▶ [SET PROBLEM]: Which lines have the string "title"? Copy all of them from the entries below.

▶ [STORED ROWS]:
-- -- --

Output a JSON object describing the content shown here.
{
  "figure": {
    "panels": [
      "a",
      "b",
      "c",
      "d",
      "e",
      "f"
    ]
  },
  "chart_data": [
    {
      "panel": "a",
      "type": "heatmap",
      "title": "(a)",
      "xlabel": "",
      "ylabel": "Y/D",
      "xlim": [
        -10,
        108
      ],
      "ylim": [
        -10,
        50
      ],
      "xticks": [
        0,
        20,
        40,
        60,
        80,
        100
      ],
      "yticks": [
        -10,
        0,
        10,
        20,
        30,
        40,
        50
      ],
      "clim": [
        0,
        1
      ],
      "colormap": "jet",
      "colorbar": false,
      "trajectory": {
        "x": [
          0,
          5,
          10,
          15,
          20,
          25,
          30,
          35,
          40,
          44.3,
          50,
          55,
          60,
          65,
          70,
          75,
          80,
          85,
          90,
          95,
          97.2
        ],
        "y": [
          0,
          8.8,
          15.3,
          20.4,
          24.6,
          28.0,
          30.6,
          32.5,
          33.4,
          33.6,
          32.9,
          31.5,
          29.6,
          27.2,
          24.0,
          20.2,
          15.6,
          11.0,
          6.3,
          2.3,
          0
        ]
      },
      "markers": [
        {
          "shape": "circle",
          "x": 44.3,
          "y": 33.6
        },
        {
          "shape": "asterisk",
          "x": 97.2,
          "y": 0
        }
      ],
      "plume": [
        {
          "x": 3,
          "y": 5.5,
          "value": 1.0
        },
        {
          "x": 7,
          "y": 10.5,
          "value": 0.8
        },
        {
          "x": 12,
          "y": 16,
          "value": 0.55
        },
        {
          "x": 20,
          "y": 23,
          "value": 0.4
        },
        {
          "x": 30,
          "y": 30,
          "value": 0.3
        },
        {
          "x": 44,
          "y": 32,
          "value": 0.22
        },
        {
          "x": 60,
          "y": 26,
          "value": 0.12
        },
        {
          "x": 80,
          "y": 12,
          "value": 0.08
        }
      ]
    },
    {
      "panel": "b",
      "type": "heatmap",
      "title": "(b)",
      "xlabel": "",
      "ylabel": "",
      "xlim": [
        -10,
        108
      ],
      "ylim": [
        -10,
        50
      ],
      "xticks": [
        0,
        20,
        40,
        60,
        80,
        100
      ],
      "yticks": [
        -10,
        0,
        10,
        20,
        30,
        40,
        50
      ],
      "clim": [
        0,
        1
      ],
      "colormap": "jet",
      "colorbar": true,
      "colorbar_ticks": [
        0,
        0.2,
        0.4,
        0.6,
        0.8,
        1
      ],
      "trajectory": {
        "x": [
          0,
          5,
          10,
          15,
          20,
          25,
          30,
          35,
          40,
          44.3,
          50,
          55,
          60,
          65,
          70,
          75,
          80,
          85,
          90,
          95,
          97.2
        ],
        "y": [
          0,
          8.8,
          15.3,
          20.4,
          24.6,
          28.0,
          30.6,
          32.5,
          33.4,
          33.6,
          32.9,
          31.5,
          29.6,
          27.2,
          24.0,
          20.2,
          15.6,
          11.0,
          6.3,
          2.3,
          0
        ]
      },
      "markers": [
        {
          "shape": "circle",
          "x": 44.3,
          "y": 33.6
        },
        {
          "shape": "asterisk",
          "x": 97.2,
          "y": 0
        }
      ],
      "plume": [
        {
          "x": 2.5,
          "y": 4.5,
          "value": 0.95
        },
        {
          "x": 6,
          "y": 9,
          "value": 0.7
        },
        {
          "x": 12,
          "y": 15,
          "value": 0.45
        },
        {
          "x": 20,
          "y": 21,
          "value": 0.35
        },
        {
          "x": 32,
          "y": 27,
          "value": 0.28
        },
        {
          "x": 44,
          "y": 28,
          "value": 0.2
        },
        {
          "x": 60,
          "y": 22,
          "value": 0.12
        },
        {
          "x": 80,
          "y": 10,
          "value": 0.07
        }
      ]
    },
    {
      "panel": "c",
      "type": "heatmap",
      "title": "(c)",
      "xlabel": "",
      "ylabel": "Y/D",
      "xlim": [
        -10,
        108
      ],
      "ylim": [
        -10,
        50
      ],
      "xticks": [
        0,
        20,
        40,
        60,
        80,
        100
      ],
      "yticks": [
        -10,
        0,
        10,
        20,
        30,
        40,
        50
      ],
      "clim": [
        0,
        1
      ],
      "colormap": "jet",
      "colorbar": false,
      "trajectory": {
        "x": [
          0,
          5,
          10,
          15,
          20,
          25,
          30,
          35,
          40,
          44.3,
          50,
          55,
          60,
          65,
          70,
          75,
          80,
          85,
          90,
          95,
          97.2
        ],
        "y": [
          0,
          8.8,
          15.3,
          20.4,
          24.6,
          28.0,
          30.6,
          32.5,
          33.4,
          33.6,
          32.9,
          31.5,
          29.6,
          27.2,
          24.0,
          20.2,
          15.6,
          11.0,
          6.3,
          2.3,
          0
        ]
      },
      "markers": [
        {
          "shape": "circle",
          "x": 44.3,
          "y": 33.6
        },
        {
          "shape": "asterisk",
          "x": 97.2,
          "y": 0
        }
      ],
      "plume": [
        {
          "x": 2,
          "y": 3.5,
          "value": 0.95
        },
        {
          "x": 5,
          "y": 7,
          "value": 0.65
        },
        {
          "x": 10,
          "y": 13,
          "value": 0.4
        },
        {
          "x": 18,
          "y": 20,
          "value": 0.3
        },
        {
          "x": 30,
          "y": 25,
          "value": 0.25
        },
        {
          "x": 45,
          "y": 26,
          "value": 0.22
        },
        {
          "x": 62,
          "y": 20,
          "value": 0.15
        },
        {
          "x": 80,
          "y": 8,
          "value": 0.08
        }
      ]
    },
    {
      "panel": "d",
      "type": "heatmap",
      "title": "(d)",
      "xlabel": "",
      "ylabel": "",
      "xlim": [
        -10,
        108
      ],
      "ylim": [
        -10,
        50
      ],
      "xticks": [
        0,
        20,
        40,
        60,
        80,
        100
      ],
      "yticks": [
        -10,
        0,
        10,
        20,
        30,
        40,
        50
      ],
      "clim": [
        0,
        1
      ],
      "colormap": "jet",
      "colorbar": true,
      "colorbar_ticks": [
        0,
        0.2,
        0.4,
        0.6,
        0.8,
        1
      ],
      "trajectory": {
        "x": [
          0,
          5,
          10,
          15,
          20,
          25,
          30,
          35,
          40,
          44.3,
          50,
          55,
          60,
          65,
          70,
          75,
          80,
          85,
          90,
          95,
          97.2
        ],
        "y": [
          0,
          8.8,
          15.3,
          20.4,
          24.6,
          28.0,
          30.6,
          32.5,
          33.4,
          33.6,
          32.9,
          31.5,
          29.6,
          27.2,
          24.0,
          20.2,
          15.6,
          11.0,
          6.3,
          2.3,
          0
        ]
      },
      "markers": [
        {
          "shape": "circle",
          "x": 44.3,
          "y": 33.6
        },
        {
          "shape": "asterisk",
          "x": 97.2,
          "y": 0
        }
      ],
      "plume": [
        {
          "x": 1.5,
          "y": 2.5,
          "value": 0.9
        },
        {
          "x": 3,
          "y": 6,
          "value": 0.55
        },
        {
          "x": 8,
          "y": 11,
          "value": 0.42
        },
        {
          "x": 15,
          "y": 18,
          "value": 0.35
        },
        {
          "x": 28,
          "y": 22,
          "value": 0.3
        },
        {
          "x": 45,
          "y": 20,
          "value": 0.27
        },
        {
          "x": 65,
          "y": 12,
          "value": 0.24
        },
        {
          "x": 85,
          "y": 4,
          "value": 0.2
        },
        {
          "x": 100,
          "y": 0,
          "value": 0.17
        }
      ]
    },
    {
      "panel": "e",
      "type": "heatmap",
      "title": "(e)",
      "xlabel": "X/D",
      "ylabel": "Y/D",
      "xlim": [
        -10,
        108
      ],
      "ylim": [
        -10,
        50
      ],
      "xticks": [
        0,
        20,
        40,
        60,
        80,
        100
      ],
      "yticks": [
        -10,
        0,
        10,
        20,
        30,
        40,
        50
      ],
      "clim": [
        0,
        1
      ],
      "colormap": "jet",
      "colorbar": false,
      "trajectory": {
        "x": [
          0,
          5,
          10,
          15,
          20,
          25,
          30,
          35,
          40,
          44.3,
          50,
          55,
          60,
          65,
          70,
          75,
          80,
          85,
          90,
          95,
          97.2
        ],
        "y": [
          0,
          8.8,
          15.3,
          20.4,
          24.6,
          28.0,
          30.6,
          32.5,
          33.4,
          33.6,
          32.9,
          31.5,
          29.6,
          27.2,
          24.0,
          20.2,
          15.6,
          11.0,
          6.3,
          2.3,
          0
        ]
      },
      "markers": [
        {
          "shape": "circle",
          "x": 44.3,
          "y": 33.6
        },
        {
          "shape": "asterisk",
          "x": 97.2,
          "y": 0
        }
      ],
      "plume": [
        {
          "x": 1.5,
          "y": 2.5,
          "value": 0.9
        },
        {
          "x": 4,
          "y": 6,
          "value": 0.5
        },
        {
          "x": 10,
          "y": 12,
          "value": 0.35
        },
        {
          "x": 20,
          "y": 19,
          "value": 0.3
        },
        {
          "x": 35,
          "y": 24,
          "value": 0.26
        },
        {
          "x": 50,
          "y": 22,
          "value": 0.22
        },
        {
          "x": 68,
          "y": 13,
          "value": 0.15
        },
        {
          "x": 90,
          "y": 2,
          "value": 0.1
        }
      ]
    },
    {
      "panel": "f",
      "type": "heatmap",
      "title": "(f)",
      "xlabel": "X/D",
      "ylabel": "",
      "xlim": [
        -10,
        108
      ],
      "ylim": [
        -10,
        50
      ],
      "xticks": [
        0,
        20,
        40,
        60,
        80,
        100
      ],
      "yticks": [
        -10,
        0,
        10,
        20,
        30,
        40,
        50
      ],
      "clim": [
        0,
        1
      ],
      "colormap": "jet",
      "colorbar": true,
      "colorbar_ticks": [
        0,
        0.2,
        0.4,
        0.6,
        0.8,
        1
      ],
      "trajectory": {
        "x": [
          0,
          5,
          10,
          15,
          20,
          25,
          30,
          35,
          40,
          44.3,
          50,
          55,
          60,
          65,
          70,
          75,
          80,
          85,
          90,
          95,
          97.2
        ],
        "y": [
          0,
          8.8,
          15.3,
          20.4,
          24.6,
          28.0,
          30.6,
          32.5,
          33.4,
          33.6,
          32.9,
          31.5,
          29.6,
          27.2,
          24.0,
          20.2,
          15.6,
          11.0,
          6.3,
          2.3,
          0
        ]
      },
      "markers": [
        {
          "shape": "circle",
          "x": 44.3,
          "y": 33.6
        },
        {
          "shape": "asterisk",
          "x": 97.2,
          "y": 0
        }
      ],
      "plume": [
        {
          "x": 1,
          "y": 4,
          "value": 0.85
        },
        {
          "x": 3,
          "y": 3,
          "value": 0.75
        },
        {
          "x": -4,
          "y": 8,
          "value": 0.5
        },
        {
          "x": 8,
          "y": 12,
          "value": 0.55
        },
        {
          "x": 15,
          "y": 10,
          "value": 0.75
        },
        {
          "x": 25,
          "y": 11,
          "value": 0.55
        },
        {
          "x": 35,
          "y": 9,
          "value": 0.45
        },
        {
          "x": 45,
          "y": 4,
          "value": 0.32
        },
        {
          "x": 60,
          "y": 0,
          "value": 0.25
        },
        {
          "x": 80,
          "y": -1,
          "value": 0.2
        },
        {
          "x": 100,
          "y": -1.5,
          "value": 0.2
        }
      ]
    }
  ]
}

-- -- --

▶ [SOLUTION TO THIS EXERCISE]:
      "title": "(a)",
      "title": "(b)",
      "title": "(c)",
      "title": "(d)",
      "title": "(e)",
      "title": "(f)",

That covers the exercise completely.